#### Task statement
Every line below should be copied exactly; drop the pictures.

#### Entries

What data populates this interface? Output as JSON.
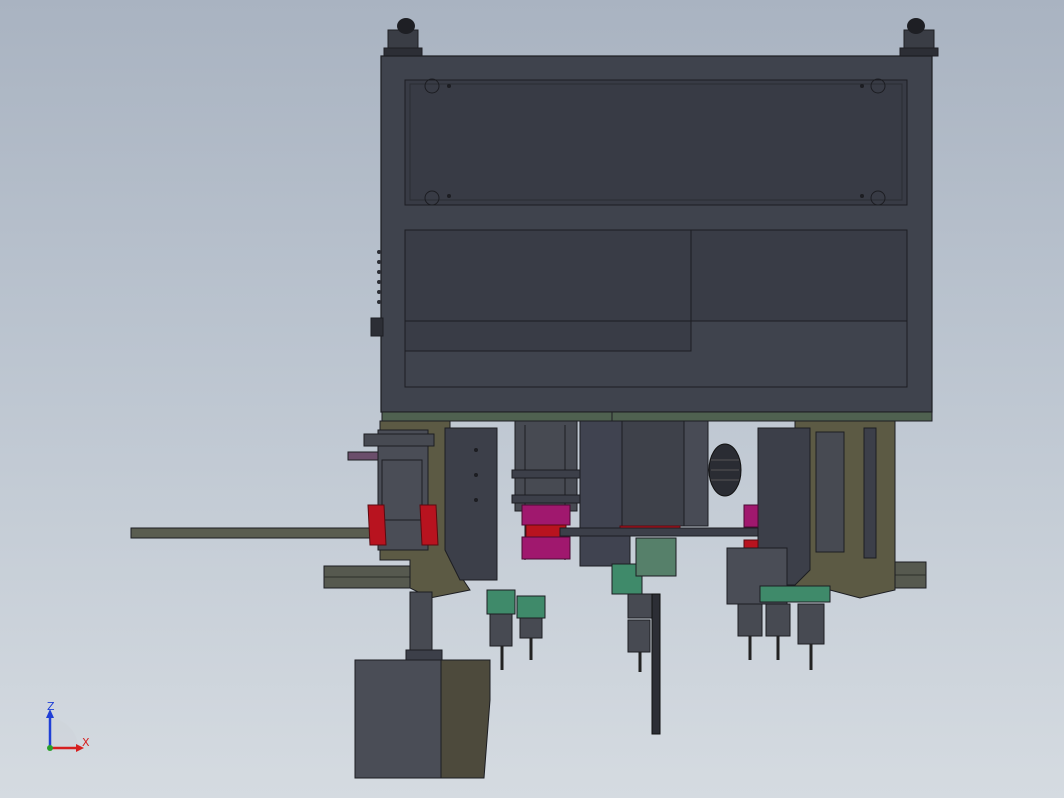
{
  "view": {
    "title": "",
    "background_top": "#a9b3c1",
    "background_bottom": "#d5dbe1"
  },
  "triad": {
    "z_label": "Z",
    "x_label": "X",
    "z_color": "#1f3fd6",
    "x_color": "#d61f1f",
    "origin_color": "#2aa02a"
  },
  "colors": {
    "frame": "#3f434d",
    "frame_dark": "#30333b",
    "panel": "#3a3e48",
    "panel_light": "#4a4e58",
    "plate_green": "#4f6150",
    "olive": "#5c5a44",
    "magenta": "#a0186e",
    "red": "#b8131f",
    "teal": "#3f8a6a",
    "rail": "#5a5d56",
    "housing": "#4a4d56",
    "housing_side": "#4d4a3c"
  },
  "parts": [
    "frame-top",
    "carriage-plate",
    "left-actuator",
    "center-motor",
    "right-actuator",
    "left-rail",
    "right-rail",
    "bottom-housing"
  ]
}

#### Correct result
What data populates this interface? Output as JSON.
{
  "view": {
    "title": "",
    "background_top": "#a9b3c1",
    "background_bottom": "#d5dbe1"
  },
  "triad": {
    "z_label": "Z",
    "x_label": "X",
    "z_color": "#1f3fd6",
    "x_color": "#d61f1f",
    "origin_color": "#2aa02a"
  },
  "colors": {
    "frame": "#3f434d",
    "frame_dark": "#30333b",
    "panel": "#3a3e48",
    "panel_light": "#4a4e58",
    "plate_green": "#4f6150",
    "olive": "#5c5a44",
    "magenta": "#a0186e",
    "red": "#b8131f",
    "teal": "#3f8a6a",
    "rail": "#5a5d56",
    "housing": "#4a4d56",
    "housing_side": "#4d4a3c"
  },
  "parts": [
    "frame-top",
    "carriage-plate",
    "left-actuator",
    "center-motor",
    "right-actuator",
    "left-rail",
    "right-rail",
    "bottom-housing"
  ]
}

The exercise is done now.